— START OF Provided material —
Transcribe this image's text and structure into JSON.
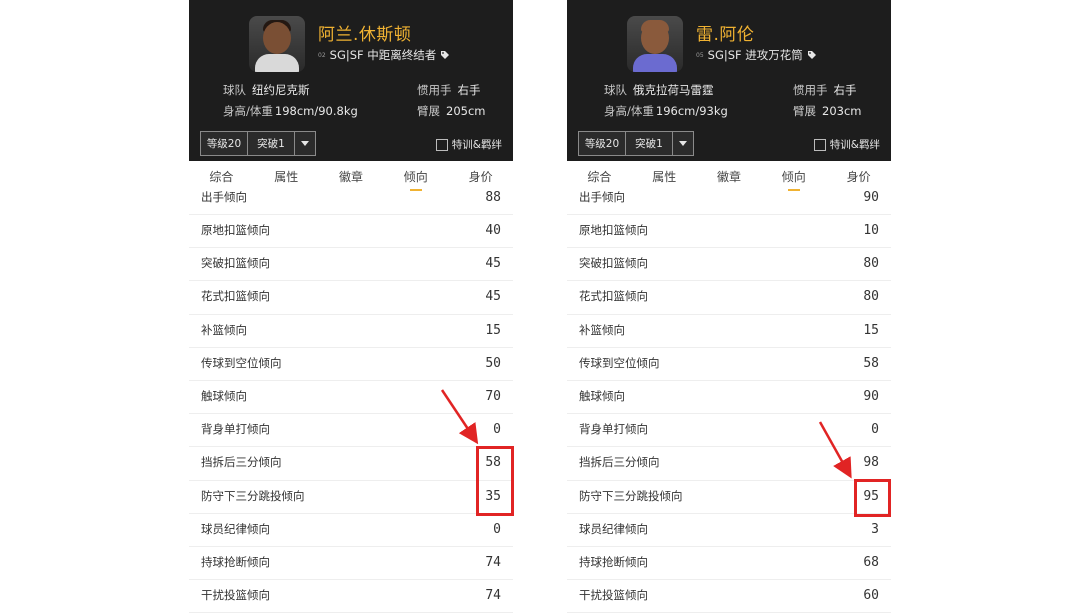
{
  "panels": [
    {
      "player_name": "阿兰.休斯顿",
      "jersey": "02",
      "position_desc": "SG|SF 中距离终结者",
      "team_label": "球队",
      "team": "纽约尼克斯",
      "hand_label": "惯用手",
      "hand": "右手",
      "hw_label": "身高/体重",
      "hw": "198cm/90.8kg",
      "wingspan_label": "臂展",
      "wingspan": "205cm",
      "level": "等级20",
      "breakthrough": "突破1",
      "training_label": "特训&羁绊",
      "tabs": [
        "综合",
        "属性",
        "徽章",
        "倾向",
        "身价"
      ],
      "active_tab": "倾向",
      "rows": [
        {
          "label": "出手倾向",
          "value": "88"
        },
        {
          "label": "原地扣篮倾向",
          "value": "40"
        },
        {
          "label": "突破扣篮倾向",
          "value": "45"
        },
        {
          "label": "花式扣篮倾向",
          "value": "45"
        },
        {
          "label": "补篮倾向",
          "value": "15"
        },
        {
          "label": "传球到空位倾向",
          "value": "50"
        },
        {
          "label": "触球倾向",
          "value": "70"
        },
        {
          "label": "背身单打倾向",
          "value": "0"
        },
        {
          "label": "挡拆后三分倾向",
          "value": "58"
        },
        {
          "label": "防守下三分跳投倾向",
          "value": "35"
        },
        {
          "label": "球员纪律倾向",
          "value": "0"
        },
        {
          "label": "持球抢断倾向",
          "value": "74"
        },
        {
          "label": "干扰投篮倾向",
          "value": "74"
        }
      ]
    },
    {
      "player_name": "雷.阿伦",
      "jersey": "05",
      "position_desc": "SG|SF 进攻万花筒",
      "team_label": "球队",
      "team": "俄克拉荷马雷霆",
      "hand_label": "惯用手",
      "hand": "右手",
      "hw_label": "身高/体重",
      "hw": "196cm/93kg",
      "wingspan_label": "臂展",
      "wingspan": "203cm",
      "level": "等级20",
      "breakthrough": "突破1",
      "training_label": "特训&羁绊",
      "tabs": [
        "综合",
        "属性",
        "徽章",
        "倾向",
        "身价"
      ],
      "active_tab": "倾向",
      "rows": [
        {
          "label": "出手倾向",
          "value": "90"
        },
        {
          "label": "原地扣篮倾向",
          "value": "10"
        },
        {
          "label": "突破扣篮倾向",
          "value": "80"
        },
        {
          "label": "花式扣篮倾向",
          "value": "80"
        },
        {
          "label": "补篮倾向",
          "value": "15"
        },
        {
          "label": "传球到空位倾向",
          "value": "58"
        },
        {
          "label": "触球倾向",
          "value": "90"
        },
        {
          "label": "背身单打倾向",
          "value": "0"
        },
        {
          "label": "挡拆后三分倾向",
          "value": "98"
        },
        {
          "label": "防守下三分跳投倾向",
          "value": "95"
        },
        {
          "label": "球员纪律倾向",
          "value": "3"
        },
        {
          "label": "持球抢断倾向",
          "value": "68"
        },
        {
          "label": "干扰投篮倾向",
          "value": "60"
        }
      ]
    }
  ],
  "colors": {
    "header_bg": "#1d1d1d",
    "name_gold": "#f0b232",
    "highlight_red": "#e12424"
  }
}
— END OF Provided material —
- [Problem]: Return the material exactly as given, apart from the pictures.

- [Written reply]:
Transcribe this image's text and structure into JSON.
{
  "panels": [
    {
      "player_name": "阿兰.休斯顿",
      "jersey": "02",
      "position_desc": "SG|SF 中距离终结者",
      "team_label": "球队",
      "team": "纽约尼克斯",
      "hand_label": "惯用手",
      "hand": "右手",
      "hw_label": "身高/体重",
      "hw": "198cm/90.8kg",
      "wingspan_label": "臂展",
      "wingspan": "205cm",
      "level": "等级20",
      "breakthrough": "突破1",
      "training_label": "特训&羁绊",
      "tabs": [
        "综合",
        "属性",
        "徽章",
        "倾向",
        "身价"
      ],
      "active_tab": "倾向",
      "rows": [
        {
          "label": "出手倾向",
          "value": "88"
        },
        {
          "label": "原地扣篮倾向",
          "value": "40"
        },
        {
          "label": "突破扣篮倾向",
          "value": "45"
        },
        {
          "label": "花式扣篮倾向",
          "value": "45"
        },
        {
          "label": "补篮倾向",
          "value": "15"
        },
        {
          "label": "传球到空位倾向",
          "value": "50"
        },
        {
          "label": "触球倾向",
          "value": "70"
        },
        {
          "label": "背身单打倾向",
          "value": "0"
        },
        {
          "label": "挡拆后三分倾向",
          "value": "58"
        },
        {
          "label": "防守下三分跳投倾向",
          "value": "35"
        },
        {
          "label": "球员纪律倾向",
          "value": "0"
        },
        {
          "label": "持球抢断倾向",
          "value": "74"
        },
        {
          "label": "干扰投篮倾向",
          "value": "74"
        }
      ]
    },
    {
      "player_name": "雷.阿伦",
      "jersey": "05",
      "position_desc": "SG|SF 进攻万花筒",
      "team_label": "球队",
      "team": "俄克拉荷马雷霆",
      "hand_label": "惯用手",
      "hand": "右手",
      "hw_label": "身高/体重",
      "hw": "196cm/93kg",
      "wingspan_label": "臂展",
      "wingspan": "203cm",
      "level": "等级20",
      "breakthrough": "突破1",
      "training_label": "特训&羁绊",
      "tabs": [
        "综合",
        "属性",
        "徽章",
        "倾向",
        "身价"
      ],
      "active_tab": "倾向",
      "rows": [
        {
          "label": "出手倾向",
          "value": "90"
        },
        {
          "label": "原地扣篮倾向",
          "value": "10"
        },
        {
          "label": "突破扣篮倾向",
          "value": "80"
        },
        {
          "label": "花式扣篮倾向",
          "value": "80"
        },
        {
          "label": "补篮倾向",
          "value": "15"
        },
        {
          "label": "传球到空位倾向",
          "value": "58"
        },
        {
          "label": "触球倾向",
          "value": "90"
        },
        {
          "label": "背身单打倾向",
          "value": "0"
        },
        {
          "label": "挡拆后三分倾向",
          "value": "98"
        },
        {
          "label": "防守下三分跳投倾向",
          "value": "95"
        },
        {
          "label": "球员纪律倾向",
          "value": "3"
        },
        {
          "label": "持球抢断倾向",
          "value": "68"
        },
        {
          "label": "干扰投篮倾向",
          "value": "60"
        }
      ]
    }
  ],
  "colors": {
    "header_bg": "#1d1d1d",
    "name_gold": "#f0b232",
    "highlight_red": "#e12424"
  }
}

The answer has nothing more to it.